TASK:
Copy out every line exactly as given.

[Stored data]
____________________
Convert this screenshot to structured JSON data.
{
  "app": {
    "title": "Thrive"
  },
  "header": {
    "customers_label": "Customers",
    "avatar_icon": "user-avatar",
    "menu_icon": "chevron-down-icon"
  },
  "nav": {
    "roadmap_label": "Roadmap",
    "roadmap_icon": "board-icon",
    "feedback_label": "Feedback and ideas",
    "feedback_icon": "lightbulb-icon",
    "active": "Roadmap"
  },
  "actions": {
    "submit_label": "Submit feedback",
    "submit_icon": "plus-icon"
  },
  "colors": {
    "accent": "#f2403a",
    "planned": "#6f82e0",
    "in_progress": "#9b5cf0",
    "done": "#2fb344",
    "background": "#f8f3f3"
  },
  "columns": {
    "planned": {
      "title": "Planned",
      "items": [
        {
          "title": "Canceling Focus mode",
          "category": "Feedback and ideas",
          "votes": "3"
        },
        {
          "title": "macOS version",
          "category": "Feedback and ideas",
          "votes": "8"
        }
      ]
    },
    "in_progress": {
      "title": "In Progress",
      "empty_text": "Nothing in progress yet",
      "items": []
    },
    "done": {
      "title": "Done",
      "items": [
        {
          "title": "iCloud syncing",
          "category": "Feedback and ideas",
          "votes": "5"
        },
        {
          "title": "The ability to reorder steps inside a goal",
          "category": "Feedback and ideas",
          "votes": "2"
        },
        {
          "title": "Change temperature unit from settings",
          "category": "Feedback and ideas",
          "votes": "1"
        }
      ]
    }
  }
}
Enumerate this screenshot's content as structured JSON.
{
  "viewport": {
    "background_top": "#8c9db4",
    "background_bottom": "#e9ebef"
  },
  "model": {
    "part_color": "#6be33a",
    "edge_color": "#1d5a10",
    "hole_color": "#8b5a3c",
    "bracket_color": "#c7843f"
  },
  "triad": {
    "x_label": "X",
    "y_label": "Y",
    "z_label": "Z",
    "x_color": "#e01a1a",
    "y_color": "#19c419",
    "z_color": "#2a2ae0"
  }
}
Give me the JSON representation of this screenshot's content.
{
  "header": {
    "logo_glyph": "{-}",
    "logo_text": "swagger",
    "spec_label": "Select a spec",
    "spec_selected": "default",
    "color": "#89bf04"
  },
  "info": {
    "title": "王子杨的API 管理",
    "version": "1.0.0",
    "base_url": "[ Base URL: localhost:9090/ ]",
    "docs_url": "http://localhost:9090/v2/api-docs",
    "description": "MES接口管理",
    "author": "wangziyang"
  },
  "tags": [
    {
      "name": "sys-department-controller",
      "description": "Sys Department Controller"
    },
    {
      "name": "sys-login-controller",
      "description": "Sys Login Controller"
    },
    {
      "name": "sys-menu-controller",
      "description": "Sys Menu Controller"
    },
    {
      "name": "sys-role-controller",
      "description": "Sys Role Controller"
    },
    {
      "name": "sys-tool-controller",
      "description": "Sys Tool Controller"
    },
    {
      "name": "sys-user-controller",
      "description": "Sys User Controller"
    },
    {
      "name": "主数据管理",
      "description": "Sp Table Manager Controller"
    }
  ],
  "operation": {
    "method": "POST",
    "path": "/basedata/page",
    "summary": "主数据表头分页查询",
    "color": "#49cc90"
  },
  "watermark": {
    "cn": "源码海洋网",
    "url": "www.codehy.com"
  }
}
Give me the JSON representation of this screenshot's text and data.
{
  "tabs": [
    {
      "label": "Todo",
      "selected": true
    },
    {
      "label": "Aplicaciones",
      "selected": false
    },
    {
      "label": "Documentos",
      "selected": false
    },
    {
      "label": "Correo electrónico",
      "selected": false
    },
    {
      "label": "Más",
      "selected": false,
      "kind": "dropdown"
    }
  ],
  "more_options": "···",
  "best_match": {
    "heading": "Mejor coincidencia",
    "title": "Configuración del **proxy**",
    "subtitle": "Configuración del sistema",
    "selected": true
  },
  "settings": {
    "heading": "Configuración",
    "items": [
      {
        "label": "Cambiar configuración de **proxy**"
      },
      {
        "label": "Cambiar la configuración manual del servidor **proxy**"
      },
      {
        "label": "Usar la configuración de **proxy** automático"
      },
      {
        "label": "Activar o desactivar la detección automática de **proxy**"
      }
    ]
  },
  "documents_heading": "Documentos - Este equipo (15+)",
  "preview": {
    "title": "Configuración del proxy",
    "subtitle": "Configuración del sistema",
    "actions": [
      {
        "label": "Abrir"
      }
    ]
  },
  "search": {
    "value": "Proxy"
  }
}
____________________
COMPLETED EXERCISE:
Convert this screenshot to structured JSON data.
{
  "app": {
    "title": "Thrive"
  },
  "header": {
    "customers_label": "Customers",
    "avatar_icon": "user-avatar",
    "menu_icon": "chevron-down-icon"
  },
  "nav": {
    "roadmap_label": "Roadmap",
    "roadmap_icon": "board-icon",
    "feedback_label": "Feedback and ideas",
    "feedback_icon": "lightbulb-icon",
    "active": "Roadmap"
  },
  "actions": {
    "submit_label": "Submit feedback",
    "submit_icon": "plus-icon"
  },
  "colors": {
    "accent": "#f2403a",
    "planned": "#6f82e0",
    "in_progress": "#9b5cf0",
    "done": "#2fb344",
    "background": "#f8f3f3"
  },
  "columns": {
    "planned": {
      "title": "Planned",
      "items": [
        {
          "title": "Canceling Focus mode",
          "category": "Feedback and ideas",
          "votes": "3"
        },
        {
          "title": "macOS version",
          "category": "Feedback and ideas",
          "votes": "8"
        }
      ]
    },
    "in_progress": {
      "title": "In Progress",
      "empty_text": "Nothing in progress yet",
      "items": []
    },
    "done": {
      "title": "Done",
      "items": [
        {
          "title": "iCloud syncing",
          "category": "Feedback and ideas",
          "votes": "5"
        },
        {
          "title": "The ability to reorder steps inside a goal",
          "category": "Feedback and ideas",
          "votes": "2"
        },
        {
          "title": "Change temperature unit from settings",
          "category": "Feedback and ideas",
          "votes": "1"
        }
      ]
    }
  }
}
Enumerate this screenshot's content as structured JSON.
{
  "viewport": {
    "background_top": "#8c9db4",
    "background_bottom": "#e9ebef"
  },
  "model": {
    "part_color": "#6be33a",
    "edge_color": "#1d5a10",
    "hole_color": "#8b5a3c",
    "bracket_color": "#c7843f"
  },
  "triad": {
    "x_label": "X",
    "y_label": "Y",
    "z_label": "Z",
    "x_color": "#e01a1a",
    "y_color": "#19c419",
    "z_color": "#2a2ae0"
  }
}
Give me the JSON representation of this screenshot's content.
{
  "header": {
    "logo_glyph": "{-}",
    "logo_text": "swagger",
    "spec_label": "Select a spec",
    "spec_selected": "default",
    "color": "#89bf04"
  },
  "info": {
    "title": "王子杨的API 管理",
    "version": "1.0.0",
    "base_url": "[ Base URL: localhost:9090/ ]",
    "docs_url": "http://localhost:9090/v2/api-docs",
    "description": "MES接口管理",
    "author": "wangziyang"
  },
  "tags": [
    {
      "name": "sys-department-controller",
      "description": "Sys Department Controller"
    },
    {
      "name": "sys-login-controller",
      "description": "Sys Login Controller"
    },
    {
      "name": "sys-menu-controller",
      "description": "Sys Menu Controller"
    },
    {
      "name": "sys-role-controller",
      "description": "Sys Role Controller"
    },
    {
      "name": "sys-tool-controller",
      "description": "Sys Tool Controller"
    },
    {
      "name": "sys-user-controller",
      "description": "Sys User Controller"
    },
    {
      "name": "主数据管理",
      "description": "Sp Table Manager Controller"
    }
  ],
  "operation": {
    "method": "POST",
    "path": "/basedata/page",
    "summary": "主数据表头分页查询",
    "color": "#49cc90"
  },
  "watermark": {
    "cn": "源码海洋网",
    "url": "www.codehy.com"
  }
}
Give me the JSON representation of this screenshot's text and data.
{
  "tabs": [
    {
      "label": "Todo",
      "selected": true
    },
    {
      "label": "Aplicaciones",
      "selected": false
    },
    {
      "label": "Documentos",
      "selected": false
    },
    {
      "label": "Correo electrónico",
      "selected": false
    },
    {
      "label": "Más",
      "selected": false,
      "kind": "dropdown"
    }
  ],
  "more_options": "···",
  "best_match": {
    "heading": "Mejor coincidencia",
    "title": "Configuración del **proxy**",
    "subtitle": "Configuración del sistema",
    "selected": true
  },
  "settings": {
    "heading": "Configuración",
    "items": [
      {
        "label": "Cambiar configuración de **proxy**"
      },
      {
        "label": "Cambiar la configuración manual del servidor **proxy**"
      },
      {
        "label": "Usar la configuración de **proxy** automático"
      },
      {
        "label": "Activar o desactivar la detección automática de **proxy**"
      }
    ]
  },
  "documents_heading": "Documentos - Este equipo (15+)",
  "preview": {
    "title": "Configuración del proxy",
    "subtitle": "Configuración del sistema",
    "actions": [
      {
        "label": "Abrir"
      }
    ]
  },
  "search": {
    "value": "Proxy"
  }
}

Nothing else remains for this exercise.